-------- STORED ROWS --------
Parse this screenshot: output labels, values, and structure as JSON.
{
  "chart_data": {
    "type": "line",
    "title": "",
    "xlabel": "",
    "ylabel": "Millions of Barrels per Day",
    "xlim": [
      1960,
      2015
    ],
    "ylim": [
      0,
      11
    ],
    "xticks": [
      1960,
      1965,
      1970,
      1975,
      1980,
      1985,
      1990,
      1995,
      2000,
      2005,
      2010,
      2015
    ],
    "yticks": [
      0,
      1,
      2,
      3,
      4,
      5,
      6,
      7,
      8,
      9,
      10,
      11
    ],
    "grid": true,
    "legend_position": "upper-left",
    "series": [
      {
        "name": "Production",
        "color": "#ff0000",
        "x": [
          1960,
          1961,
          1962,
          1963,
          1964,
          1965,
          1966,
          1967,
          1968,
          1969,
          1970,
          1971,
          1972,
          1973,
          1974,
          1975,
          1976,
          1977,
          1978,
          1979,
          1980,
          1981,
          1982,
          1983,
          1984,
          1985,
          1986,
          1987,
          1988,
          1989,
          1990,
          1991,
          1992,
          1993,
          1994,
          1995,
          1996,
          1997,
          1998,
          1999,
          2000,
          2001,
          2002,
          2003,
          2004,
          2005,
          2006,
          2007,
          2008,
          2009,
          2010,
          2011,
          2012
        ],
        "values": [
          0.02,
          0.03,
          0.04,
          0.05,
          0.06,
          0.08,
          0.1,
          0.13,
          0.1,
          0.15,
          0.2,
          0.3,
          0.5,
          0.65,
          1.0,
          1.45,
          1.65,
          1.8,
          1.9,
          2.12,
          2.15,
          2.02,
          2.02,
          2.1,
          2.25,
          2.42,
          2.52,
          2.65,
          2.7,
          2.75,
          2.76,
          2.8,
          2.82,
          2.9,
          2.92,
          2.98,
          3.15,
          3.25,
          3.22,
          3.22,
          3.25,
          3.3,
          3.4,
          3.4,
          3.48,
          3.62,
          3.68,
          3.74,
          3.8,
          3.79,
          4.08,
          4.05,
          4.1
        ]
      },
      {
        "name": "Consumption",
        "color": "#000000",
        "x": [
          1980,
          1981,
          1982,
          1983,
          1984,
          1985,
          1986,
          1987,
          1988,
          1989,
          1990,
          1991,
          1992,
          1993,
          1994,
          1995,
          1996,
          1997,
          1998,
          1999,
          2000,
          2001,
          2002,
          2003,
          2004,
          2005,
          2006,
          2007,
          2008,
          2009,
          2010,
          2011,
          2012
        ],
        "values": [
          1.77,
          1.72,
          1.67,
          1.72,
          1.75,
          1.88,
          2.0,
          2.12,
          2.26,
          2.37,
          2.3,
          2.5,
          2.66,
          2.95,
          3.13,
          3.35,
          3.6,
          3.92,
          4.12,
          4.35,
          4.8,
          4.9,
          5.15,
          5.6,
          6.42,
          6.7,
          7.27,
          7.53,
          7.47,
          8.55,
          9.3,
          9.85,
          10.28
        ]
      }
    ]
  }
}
--------
■ **GOAL OF THE EXERCISE**: Retype the records in full. Keep every line identical to the original.

■ **PROBLEM SOLUTION**:
Parse this screenshot: output labels, values, and structure as JSON.
{
  "chart_data": {
    "type": "line",
    "title": "",
    "xlabel": "",
    "ylabel": "Millions of Barrels per Day",
    "xlim": [
      1960,
      2015
    ],
    "ylim": [
      0,
      11
    ],
    "xticks": [
      1960,
      1965,
      1970,
      1975,
      1980,
      1985,
      1990,
      1995,
      2000,
      2005,
      2010,
      2015
    ],
    "yticks": [
      0,
      1,
      2,
      3,
      4,
      5,
      6,
      7,
      8,
      9,
      10,
      11
    ],
    "grid": true,
    "legend_position": "upper-left",
    "series": [
      {
        "name": "Production",
        "color": "#ff0000",
        "x": [
          1960,
          1961,
          1962,
          1963,
          1964,
          1965,
          1966,
          1967,
          1968,
          1969,
          1970,
          1971,
          1972,
          1973,
          1974,
          1975,
          1976,
          1977,
          1978,
          1979,
          1980,
          1981,
          1982,
          1983,
          1984,
          1985,
          1986,
          1987,
          1988,
          1989,
          1990,
          1991,
          1992,
          1993,
          1994,
          1995,
          1996,
          1997,
          1998,
          1999,
          2000,
          2001,
          2002,
          2003,
          2004,
          2005,
          2006,
          2007,
          2008,
          2009,
          2010,
          2011,
          2012
        ],
        "values": [
          0.02,
          0.03,
          0.04,
          0.05,
          0.06,
          0.08,
          0.1,
          0.13,
          0.1,
          0.15,
          0.2,
          0.3,
          0.5,
          0.65,
          1.0,
          1.45,
          1.65,
          1.8,
          1.9,
          2.12,
          2.15,
          2.02,
          2.02,
          2.1,
          2.25,
          2.42,
          2.52,
          2.65,
          2.7,
          2.75,
          2.76,
          2.8,
          2.82,
          2.9,
          2.92,
          2.98,
          3.15,
          3.25,
          3.22,
          3.22,
          3.25,
          3.3,
          3.4,
          3.4,
          3.48,
          3.62,
          3.68,
          3.74,
          3.8,
          3.79,
          4.08,
          4.05,
          4.1
        ]
      },
      {
        "name": "Consumption",
        "color": "#000000",
        "x": [
          1980,
          1981,
          1982,
          1983,
          1984,
          1985,
          1986,
          1987,
          1988,
          1989,
          1990,
          1991,
          1992,
          1993,
          1994,
          1995,
          1996,
          1997,
          1998,
          1999,
          2000,
          2001,
          2002,
          2003,
          2004,
          2005,
          2006,
          2007,
          2008,
          2009,
          2010,
          2011,
          2012
        ],
        "values": [
          1.77,
          1.72,
          1.67,
          1.72,
          1.75,
          1.88,
          2.0,
          2.12,
          2.26,
          2.37,
          2.3,
          2.5,
          2.66,
          2.95,
          3.13,
          3.35,
          3.6,
          3.92,
          4.12,
          4.35,
          4.8,
          4.9,
          5.15,
          5.6,
          6.42,
          6.7,
          7.27,
          7.53,
          7.47,
          8.55,
          9.3,
          9.85,
          10.28
        ]
      }
    ]
  }
}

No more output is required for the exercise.